-- start Records for the exercise --

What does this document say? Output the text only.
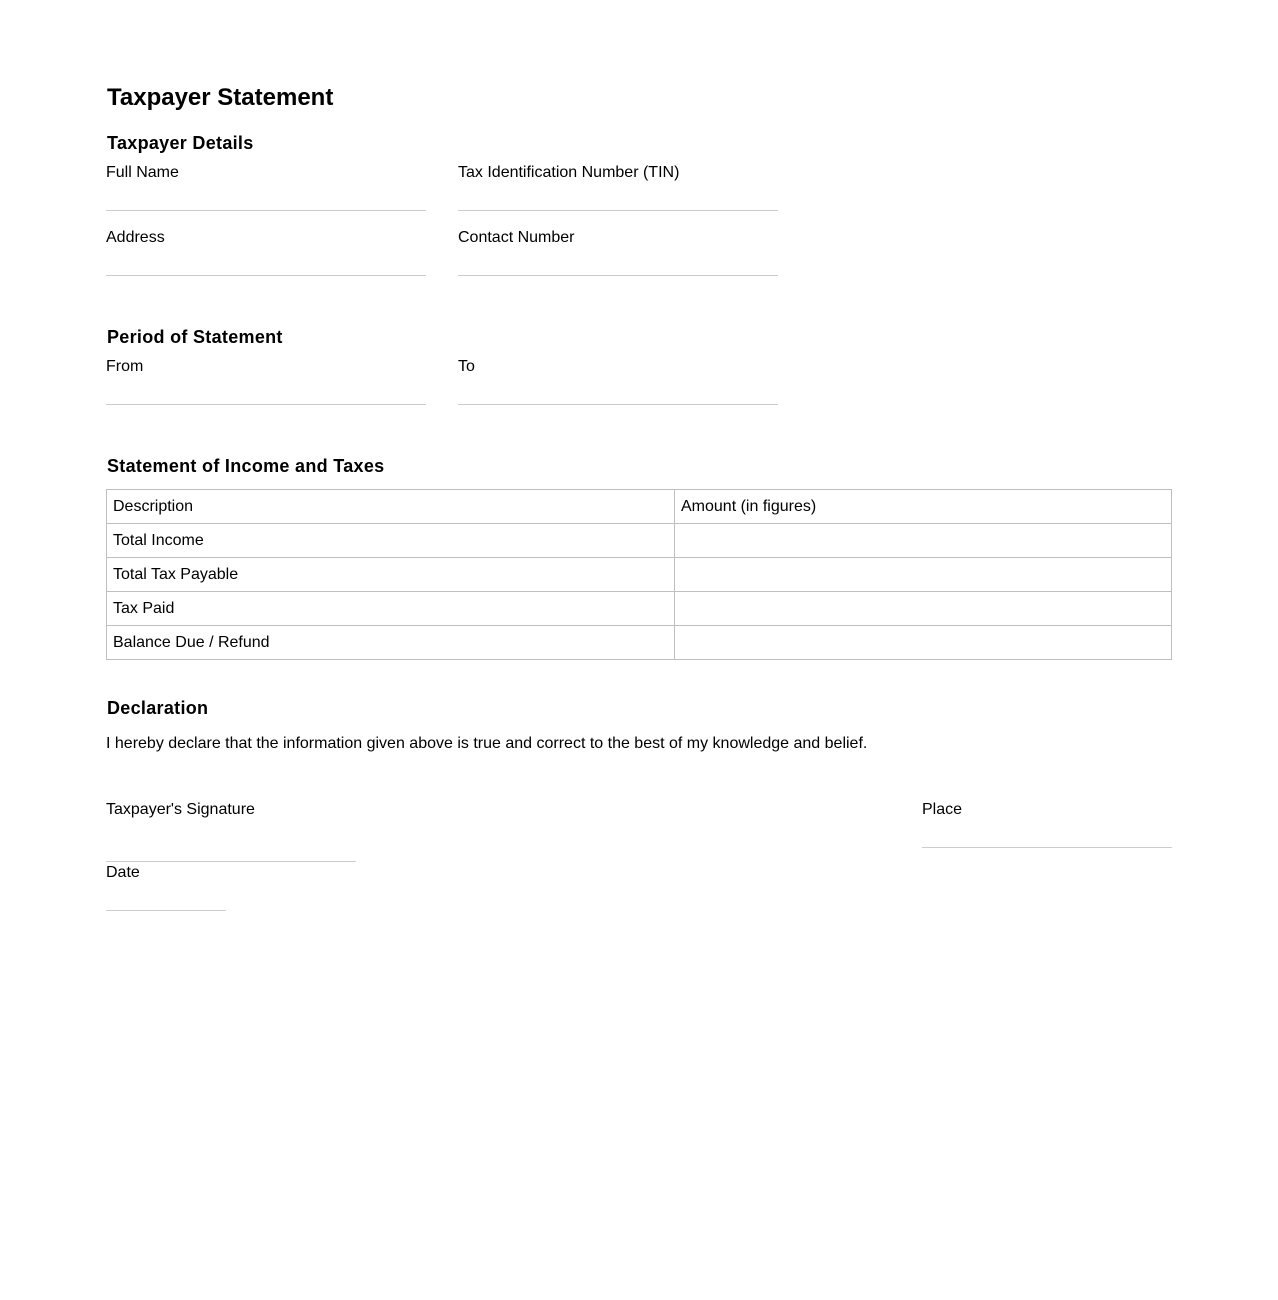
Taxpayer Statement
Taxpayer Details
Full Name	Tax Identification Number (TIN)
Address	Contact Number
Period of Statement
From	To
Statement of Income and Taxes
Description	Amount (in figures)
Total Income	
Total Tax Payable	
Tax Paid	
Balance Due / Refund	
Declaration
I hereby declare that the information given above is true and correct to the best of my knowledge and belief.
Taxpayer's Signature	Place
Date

-- end Records for the exercise --
-- start Records for the exercise --

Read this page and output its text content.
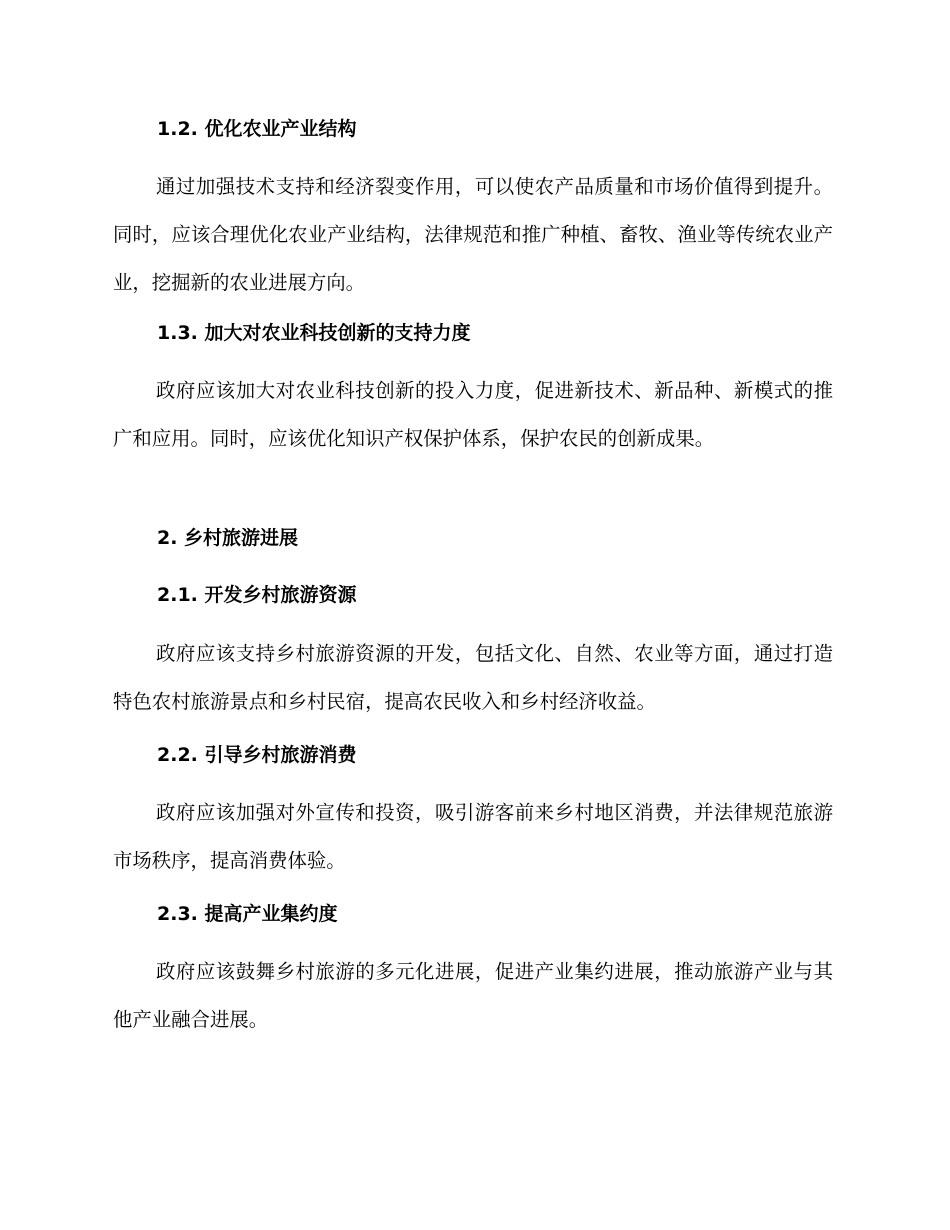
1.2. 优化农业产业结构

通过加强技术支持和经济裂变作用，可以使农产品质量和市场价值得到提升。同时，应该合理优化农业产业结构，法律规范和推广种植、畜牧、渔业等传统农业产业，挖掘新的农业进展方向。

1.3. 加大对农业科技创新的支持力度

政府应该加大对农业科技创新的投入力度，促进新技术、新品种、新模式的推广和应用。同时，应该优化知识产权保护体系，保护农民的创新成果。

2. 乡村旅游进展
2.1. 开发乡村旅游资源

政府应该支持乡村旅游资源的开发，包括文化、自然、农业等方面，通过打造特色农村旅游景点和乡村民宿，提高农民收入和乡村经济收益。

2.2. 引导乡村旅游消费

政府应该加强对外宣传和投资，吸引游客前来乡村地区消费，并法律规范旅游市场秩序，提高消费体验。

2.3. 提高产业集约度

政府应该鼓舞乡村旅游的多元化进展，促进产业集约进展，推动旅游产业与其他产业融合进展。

-- end Records for the exercise --
-- start Records for the exercise --

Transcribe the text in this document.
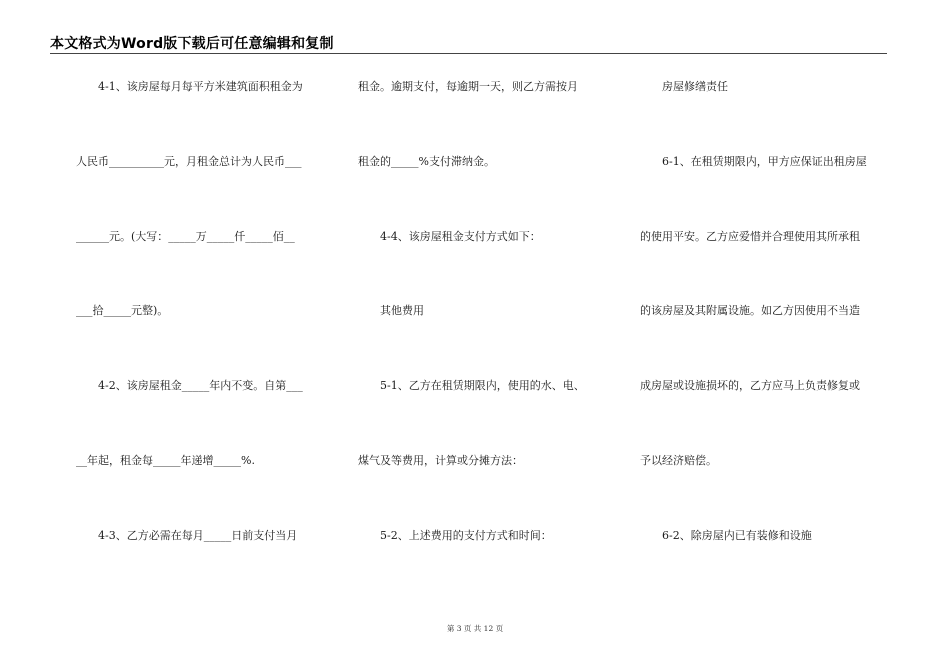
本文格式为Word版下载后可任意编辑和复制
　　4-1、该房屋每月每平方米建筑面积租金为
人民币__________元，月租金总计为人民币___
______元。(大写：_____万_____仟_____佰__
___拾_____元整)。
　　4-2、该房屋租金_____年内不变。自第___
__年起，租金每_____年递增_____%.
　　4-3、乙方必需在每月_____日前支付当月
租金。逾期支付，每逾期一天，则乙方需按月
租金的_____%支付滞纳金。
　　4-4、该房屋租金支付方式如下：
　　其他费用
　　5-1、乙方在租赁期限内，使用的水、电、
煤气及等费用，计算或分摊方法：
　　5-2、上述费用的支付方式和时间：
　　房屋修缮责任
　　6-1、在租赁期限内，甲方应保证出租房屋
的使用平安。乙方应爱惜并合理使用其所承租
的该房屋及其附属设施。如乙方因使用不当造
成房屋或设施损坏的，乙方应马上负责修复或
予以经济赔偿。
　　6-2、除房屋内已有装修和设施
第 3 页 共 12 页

-- end Records for the exercise --

# Given problem:
What is the number of lines that contain "Taxpayer"? Reply with that number alone.

# Output for this exercise:
3